▼▼▼

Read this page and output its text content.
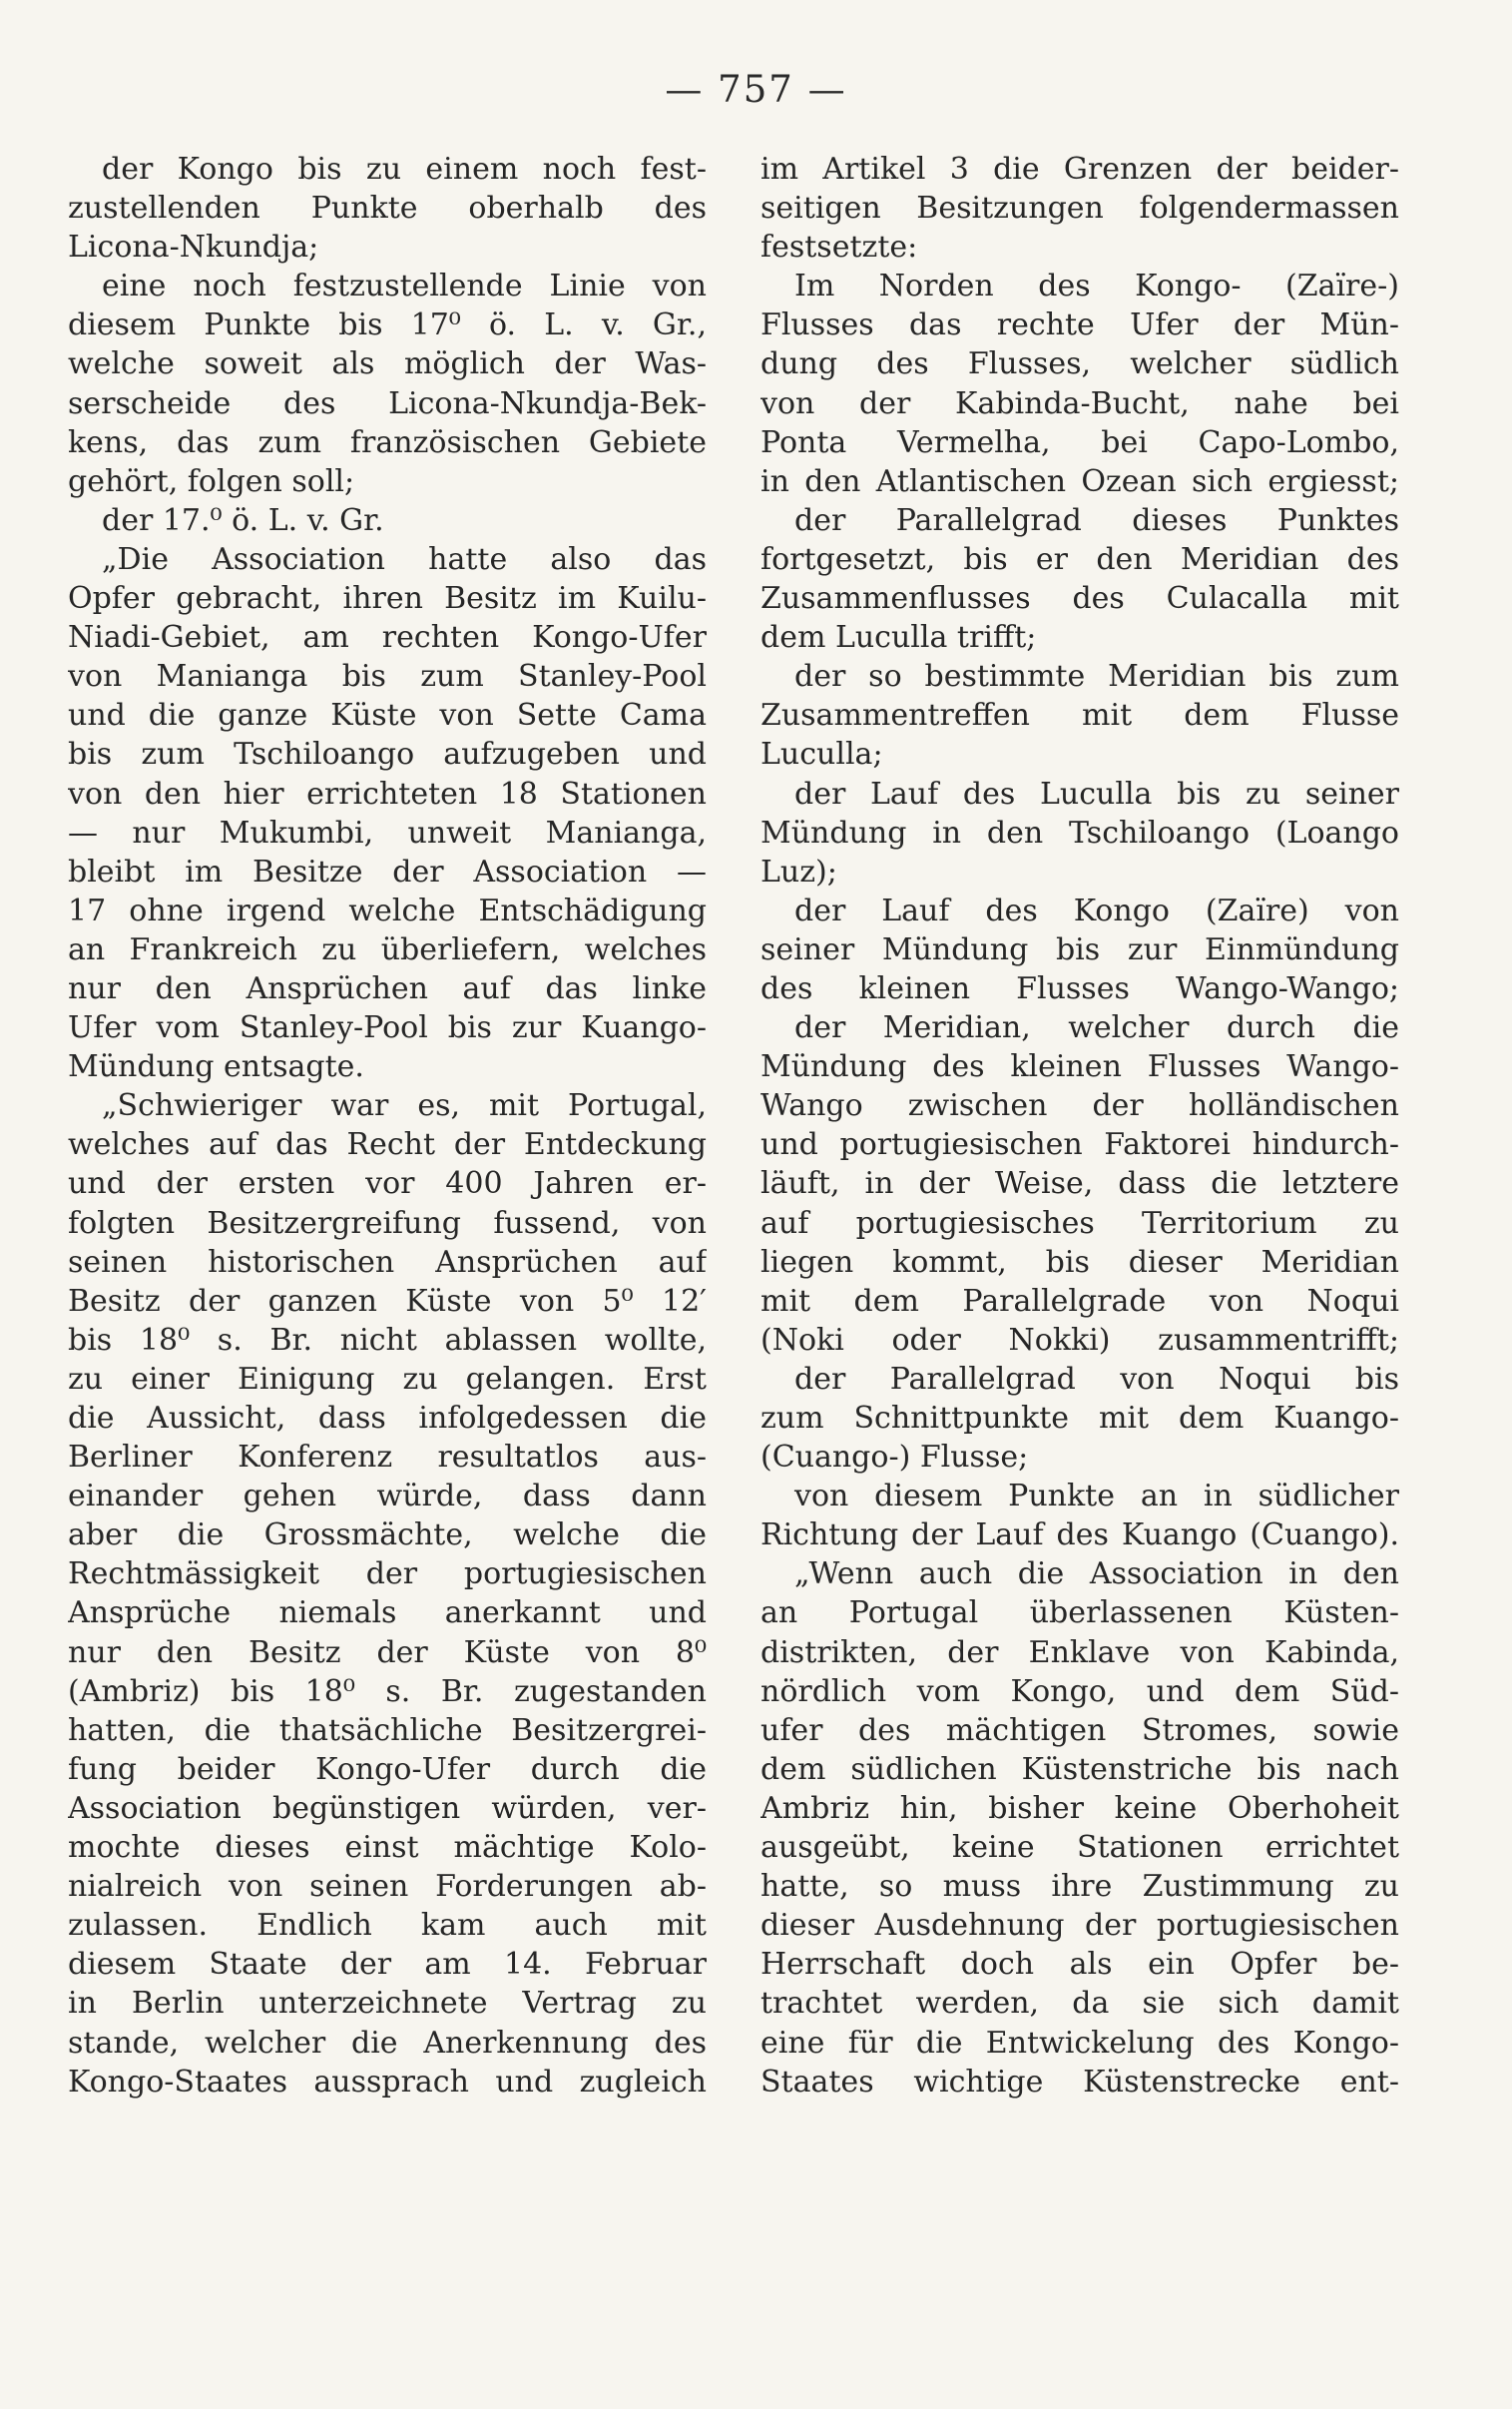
— 757 —
der Kongo bis zu einem noch fest-
zustellenden Punkte oberhalb des
Licona-Nkundja;
eine noch festzustellende Linie von
diesem Punkte bis 17⁰ ö. L. v. Gr.,
welche soweit als möglich der Was-
serscheide des Licona-Nkundja-Bek-
kens, das zum französischen Gebiete
gehört, folgen soll;
der 17.⁰ ö. L. v. Gr.
„Die Association hatte also das
Opfer gebracht, ihren Besitz im Kuilu-
Niadi-Gebiet, am rechten Kongo-Ufer
von Manianga bis zum Stanley-Pool
und die ganze Küste von Sette Cama
bis zum Tschiloango aufzugeben und
von den hier errichteten 18 Stationen
— nur Mukumbi, unweit Manianga,
bleibt im Besitze der Association —
17 ohne irgend welche Entschädigung
an Frankreich zu überliefern, welches
nur den Ansprüchen auf das linke
Ufer vom Stanley-Pool bis zur Kuango-
Mündung entsagte.
„Schwieriger war es, mit Portugal,
welches auf das Recht der Entdeckung
und der ersten vor 400 Jahren er-
folgten Besitzergreifung fussend, von
seinen historischen Ansprüchen auf
Besitz der ganzen Küste von 5⁰ 12′
bis 18⁰ s. Br. nicht ablassen wollte,
zu einer Einigung zu gelangen. Erst
die Aussicht, dass infolgedessen die
Berliner Konferenz resultatlos aus-
einander gehen würde, dass dann
aber die Grossmächte, welche die
Rechtmässigkeit der portugiesischen
Ansprüche niemals anerkannt und
nur den Besitz der Küste von 8⁰
(Ambriz) bis 18⁰ s. Br. zugestanden
hatten, die thatsächliche Besitzergrei-
fung beider Kongo-Ufer durch die
Association begünstigen würden, ver-
mochte dieses einst mächtige Kolo-
nialreich von seinen Forderungen ab-
zulassen. Endlich kam auch mit
diesem Staate der am 14. Februar
in Berlin unterzeichnete Vertrag zu
stande, welcher die Anerkennung des
Kongo-Staates aussprach und zugleich
im Artikel 3 die Grenzen der beider-
seitigen Besitzungen folgendermassen
festsetzte:
Im Norden des Kongo- (Zaïre-)
Flusses das rechte Ufer der Mün-
dung des Flusses, welcher südlich
von der Kabinda-Bucht, nahe bei
Ponta Vermelha, bei Capo-Lombo,
in den Atlantischen Ozean sich ergiesst;
der Parallelgrad dieses Punktes
fortgesetzt, bis er den Meridian des
Zusammenflusses des Culacalla mit
dem Luculla trifft;
der so bestimmte Meridian bis zum
Zusammentreffen mit dem Flusse
Luculla;
der Lauf des Luculla bis zu seiner
Mündung in den Tschiloango (Loango
Luz);
der Lauf des Kongo (Zaïre) von
seiner Mündung bis zur Einmündung
des kleinen Flusses Wango-Wango;
der Meridian, welcher durch die
Mündung des kleinen Flusses Wango-
Wango zwischen der holländischen
und portugiesischen Faktorei hindurch-
läuft, in der Weise, dass die letztere
auf portugiesisches Territorium zu
liegen kommt, bis dieser Meridian
mit dem Parallelgrade von Noqui
(Noki oder Nokki) zusammentrifft;
der Parallelgrad von Noqui bis
zum Schnittpunkte mit dem Kuango-
(Cuango-) Flusse;
von diesem Punkte an in südlicher
Richtung der Lauf des Kuango (Cuango).
„Wenn auch die Association in den
an Portugal überlassenen Küsten-
distrikten, der Enklave von Kabinda,
nördlich vom Kongo, und dem Süd-
ufer des mächtigen Stromes, sowie
dem südlichen Küstenstriche bis nach
Ambriz hin, bisher keine Oberhoheit
ausgeübt, keine Stationen errichtet
hatte, so muss ihre Zustimmung zu
dieser Ausdehnung der portugiesischen
Herrschaft doch als ein Opfer be-
trachtet werden, da sie sich damit
eine für die Entwickelung des Kongo-
Staates wichtige Küstenstrecke ent-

▲▲▲

Work to complete:
Write out the whole listing exactly, and drop the pictures.

Final result:
Read this page and output its text content.
— 757 —
der Kongo bis zu einem noch fest-
zustellenden Punkte oberhalb des
Licona-Nkundja;
eine noch festzustellende Linie von
diesem Punkte bis 17⁰ ö. L. v. Gr.,
welche soweit als möglich der Was-
serscheide des Licona-Nkundja-Bek-
kens, das zum französischen Gebiete
gehört, folgen soll;
der 17.⁰ ö. L. v. Gr.
„Die Association hatte also das
Opfer gebracht, ihren Besitz im Kuilu-
Niadi-Gebiet, am rechten Kongo-Ufer
von Manianga bis zum Stanley-Pool
und die ganze Küste von Sette Cama
bis zum Tschiloango aufzugeben und
von den hier errichteten 18 Stationen
— nur Mukumbi, unweit Manianga,
bleibt im Besitze der Association —
17 ohne irgend welche Entschädigung
an Frankreich zu überliefern, welches
nur den Ansprüchen auf das linke
Ufer vom Stanley-Pool bis zur Kuango-
Mündung entsagte.
„Schwieriger war es, mit Portugal,
welches auf das Recht der Entdeckung
und der ersten vor 400 Jahren er-
folgten Besitzergreifung fussend, von
seinen historischen Ansprüchen auf
Besitz der ganzen Küste von 5⁰ 12′
bis 18⁰ s. Br. nicht ablassen wollte,
zu einer Einigung zu gelangen. Erst
die Aussicht, dass infolgedessen die
Berliner Konferenz resultatlos aus-
einander gehen würde, dass dann
aber die Grossmächte, welche die
Rechtmässigkeit der portugiesischen
Ansprüche niemals anerkannt und
nur den Besitz der Küste von 8⁰
(Ambriz) bis 18⁰ s. Br. zugestanden
hatten, die thatsächliche Besitzergrei-
fung beider Kongo-Ufer durch die
Association begünstigen würden, ver-
mochte dieses einst mächtige Kolo-
nialreich von seinen Forderungen ab-
zulassen. Endlich kam auch mit
diesem Staate der am 14. Februar
in Berlin unterzeichnete Vertrag zu
stande, welcher die Anerkennung des
Kongo-Staates aussprach und zugleich
im Artikel 3 die Grenzen der beider-
seitigen Besitzungen folgendermassen
festsetzte:
Im Norden des Kongo- (Zaïre-)
Flusses das rechte Ufer der Mün-
dung des Flusses, welcher südlich
von der Kabinda-Bucht, nahe bei
Ponta Vermelha, bei Capo-Lombo,
in den Atlantischen Ozean sich ergiesst;
der Parallelgrad dieses Punktes
fortgesetzt, bis er den Meridian des
Zusammenflusses des Culacalla mit
dem Luculla trifft;
der so bestimmte Meridian bis zum
Zusammentreffen mit dem Flusse
Luculla;
der Lauf des Luculla bis zu seiner
Mündung in den Tschiloango (Loango
Luz);
der Lauf des Kongo (Zaïre) von
seiner Mündung bis zur Einmündung
des kleinen Flusses Wango-Wango;
der Meridian, welcher durch die
Mündung des kleinen Flusses Wango-
Wango zwischen der holländischen
und portugiesischen Faktorei hindurch-
läuft, in der Weise, dass die letztere
auf portugiesisches Territorium zu
liegen kommt, bis dieser Meridian
mit dem Parallelgrade von Noqui
(Noki oder Nokki) zusammentrifft;
der Parallelgrad von Noqui bis
zum Schnittpunkte mit dem Kuango-
(Cuango-) Flusse;
von diesem Punkte an in südlicher
Richtung der Lauf des Kuango (Cuango).
„Wenn auch die Association in den
an Portugal überlassenen Küsten-
distrikten, der Enklave von Kabinda,
nördlich vom Kongo, und dem Süd-
ufer des mächtigen Stromes, sowie
dem südlichen Küstenstriche bis nach
Ambriz hin, bisher keine Oberhoheit
ausgeübt, keine Stationen errichtet
hatte, so muss ihre Zustimmung zu
dieser Ausdehnung der portugiesischen
Herrschaft doch als ein Opfer be-
trachtet werden, da sie sich damit
eine für die Entwickelung des Kongo-
Staates wichtige Küstenstrecke ent-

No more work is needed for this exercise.